— Start Data supplied —

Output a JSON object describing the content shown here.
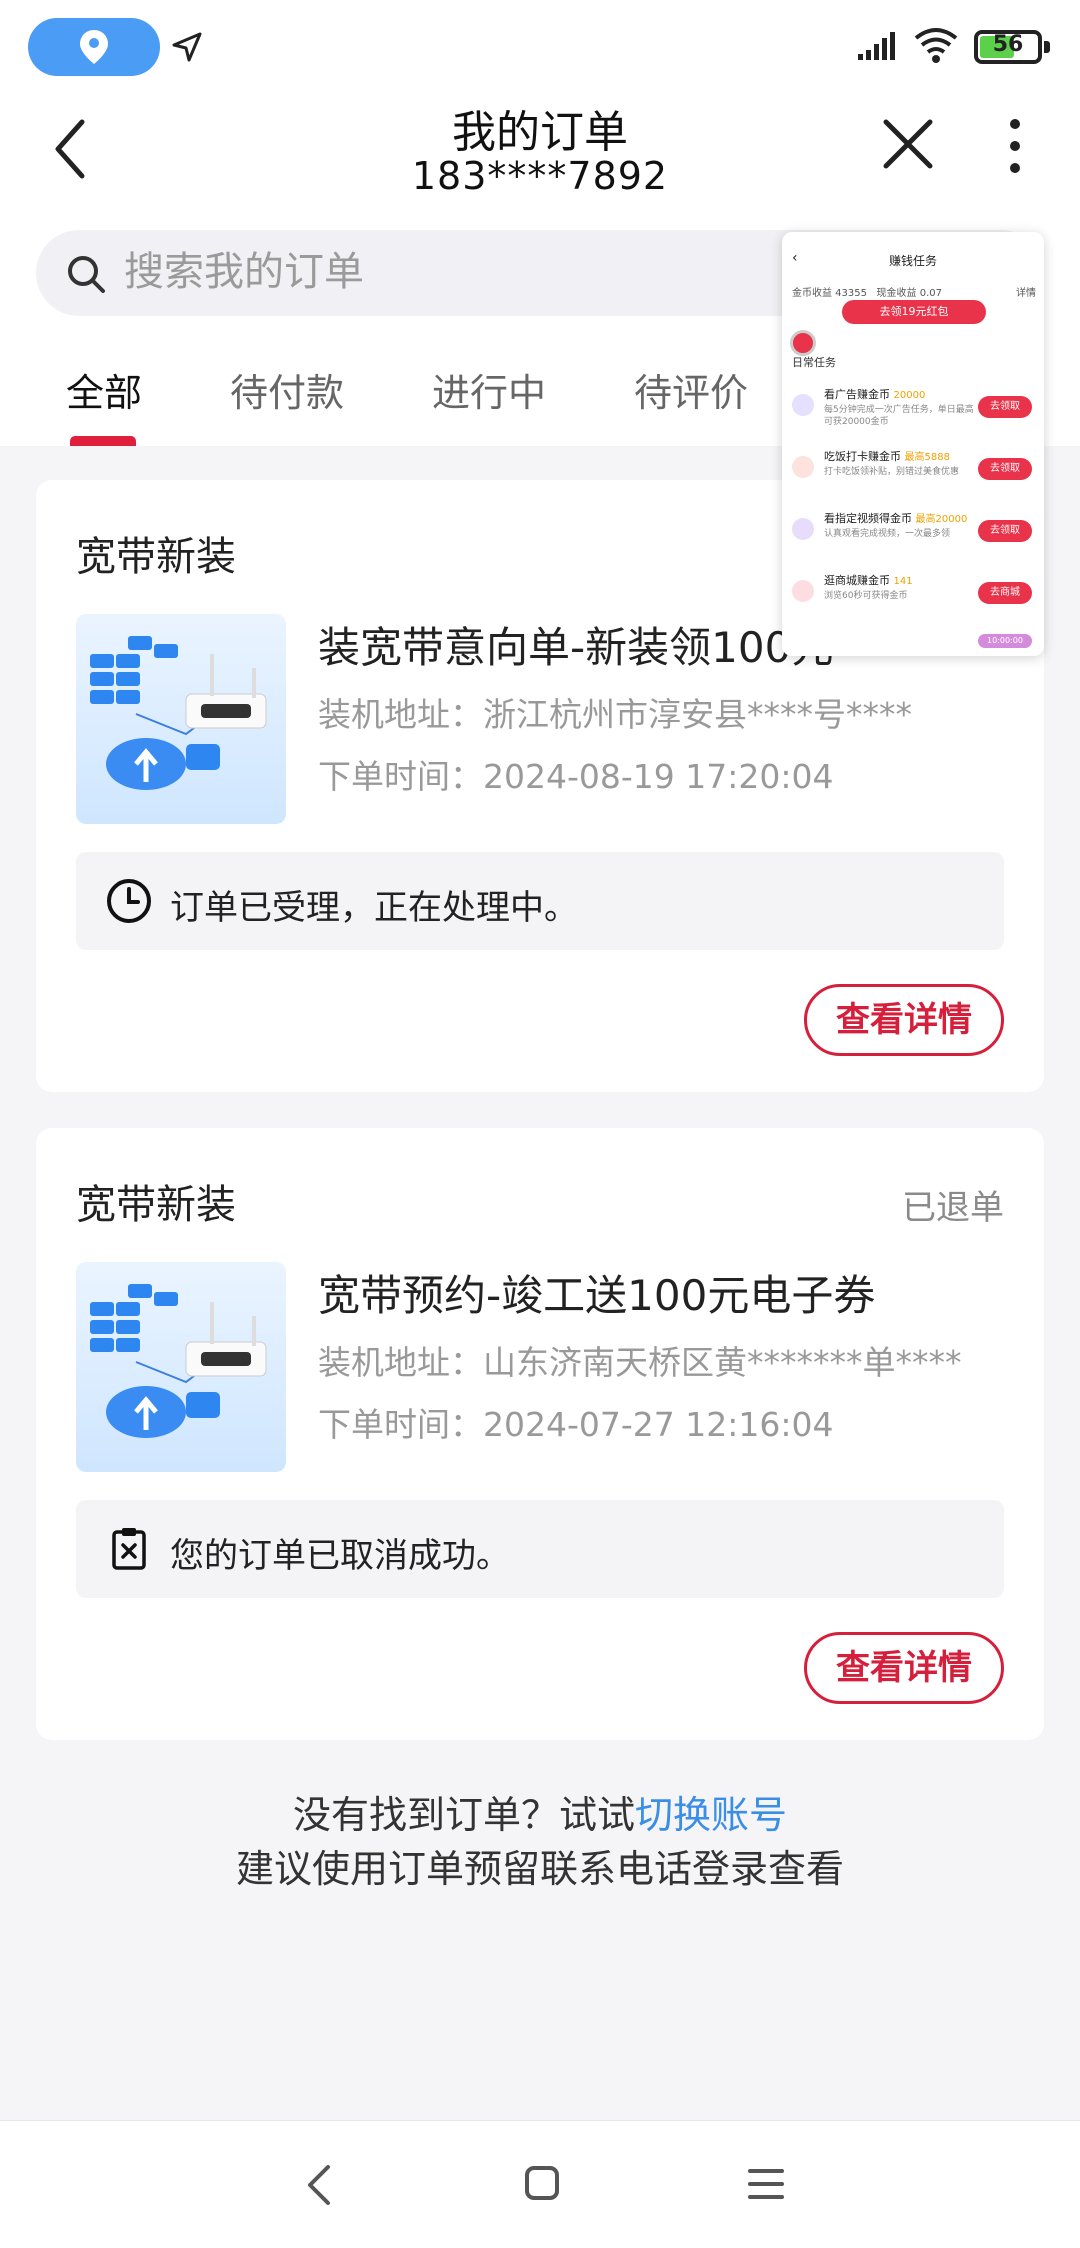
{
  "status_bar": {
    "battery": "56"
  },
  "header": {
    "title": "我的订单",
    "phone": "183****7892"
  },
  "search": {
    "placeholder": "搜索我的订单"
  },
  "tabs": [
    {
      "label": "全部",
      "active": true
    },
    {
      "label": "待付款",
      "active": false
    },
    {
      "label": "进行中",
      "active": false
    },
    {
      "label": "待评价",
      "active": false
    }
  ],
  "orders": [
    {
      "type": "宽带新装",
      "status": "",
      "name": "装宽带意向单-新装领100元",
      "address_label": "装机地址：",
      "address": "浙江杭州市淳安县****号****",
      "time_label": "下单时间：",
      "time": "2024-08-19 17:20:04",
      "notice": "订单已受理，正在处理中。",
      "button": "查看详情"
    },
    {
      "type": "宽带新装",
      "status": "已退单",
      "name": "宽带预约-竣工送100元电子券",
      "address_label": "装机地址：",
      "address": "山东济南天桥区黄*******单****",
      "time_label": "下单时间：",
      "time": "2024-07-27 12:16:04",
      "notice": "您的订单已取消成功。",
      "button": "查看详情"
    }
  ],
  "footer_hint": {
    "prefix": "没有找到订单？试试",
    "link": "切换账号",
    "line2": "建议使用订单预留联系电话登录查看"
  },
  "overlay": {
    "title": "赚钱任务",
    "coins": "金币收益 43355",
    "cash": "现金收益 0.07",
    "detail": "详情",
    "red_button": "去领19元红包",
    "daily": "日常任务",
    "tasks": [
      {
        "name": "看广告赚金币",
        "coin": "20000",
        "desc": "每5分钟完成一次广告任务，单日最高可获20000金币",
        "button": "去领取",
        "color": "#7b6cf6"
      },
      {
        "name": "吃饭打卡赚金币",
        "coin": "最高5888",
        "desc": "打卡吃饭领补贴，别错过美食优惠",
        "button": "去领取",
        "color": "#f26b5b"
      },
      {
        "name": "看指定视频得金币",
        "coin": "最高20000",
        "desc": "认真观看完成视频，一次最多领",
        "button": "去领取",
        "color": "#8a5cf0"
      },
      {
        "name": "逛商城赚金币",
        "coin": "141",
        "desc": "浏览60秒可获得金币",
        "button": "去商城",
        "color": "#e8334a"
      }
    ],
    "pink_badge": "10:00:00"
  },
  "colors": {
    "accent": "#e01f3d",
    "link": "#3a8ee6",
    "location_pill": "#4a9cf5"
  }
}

— End Data supplied —

Task prompt =
Return all of the data exactly as written, and drop the pictures.

Task output =
Output a JSON object describing the content shown here.
{
  "status_bar": {
    "battery": "56"
  },
  "header": {
    "title": "我的订单",
    "phone": "183****7892"
  },
  "search": {
    "placeholder": "搜索我的订单"
  },
  "tabs": [
    {
      "label": "全部",
      "active": true
    },
    {
      "label": "待付款",
      "active": false
    },
    {
      "label": "进行中",
      "active": false
    },
    {
      "label": "待评价",
      "active": false
    }
  ],
  "orders": [
    {
      "type": "宽带新装",
      "status": "",
      "name": "装宽带意向单-新装领100元",
      "address_label": "装机地址：",
      "address": "浙江杭州市淳安县****号****",
      "time_label": "下单时间：",
      "time": "2024-08-19 17:20:04",
      "notice": "订单已受理，正在处理中。",
      "button": "查看详情"
    },
    {
      "type": "宽带新装",
      "status": "已退单",
      "name": "宽带预约-竣工送100元电子券",
      "address_label": "装机地址：",
      "address": "山东济南天桥区黄*******单****",
      "time_label": "下单时间：",
      "time": "2024-07-27 12:16:04",
      "notice": "您的订单已取消成功。",
      "button": "查看详情"
    }
  ],
  "footer_hint": {
    "prefix": "没有找到订单？试试",
    "link": "切换账号",
    "line2": "建议使用订单预留联系电话登录查看"
  },
  "overlay": {
    "title": "赚钱任务",
    "coins": "金币收益 43355",
    "cash": "现金收益 0.07",
    "detail": "详情",
    "red_button": "去领19元红包",
    "daily": "日常任务",
    "tasks": [
      {
        "name": "看广告赚金币",
        "coin": "20000",
        "desc": "每5分钟完成一次广告任务，单日最高可获20000金币",
        "button": "去领取",
        "color": "#7b6cf6"
      },
      {
        "name": "吃饭打卡赚金币",
        "coin": "最高5888",
        "desc": "打卡吃饭领补贴，别错过美食优惠",
        "button": "去领取",
        "color": "#f26b5b"
      },
      {
        "name": "看指定视频得金币",
        "coin": "最高20000",
        "desc": "认真观看完成视频，一次最多领",
        "button": "去领取",
        "color": "#8a5cf0"
      },
      {
        "name": "逛商城赚金币",
        "coin": "141",
        "desc": "浏览60秒可获得金币",
        "button": "去商城",
        "color": "#e8334a"
      }
    ],
    "pink_badge": "10:00:00"
  },
  "colors": {
    "accent": "#e01f3d",
    "link": "#3a8ee6",
    "location_pill": "#4a9cf5"
  }
}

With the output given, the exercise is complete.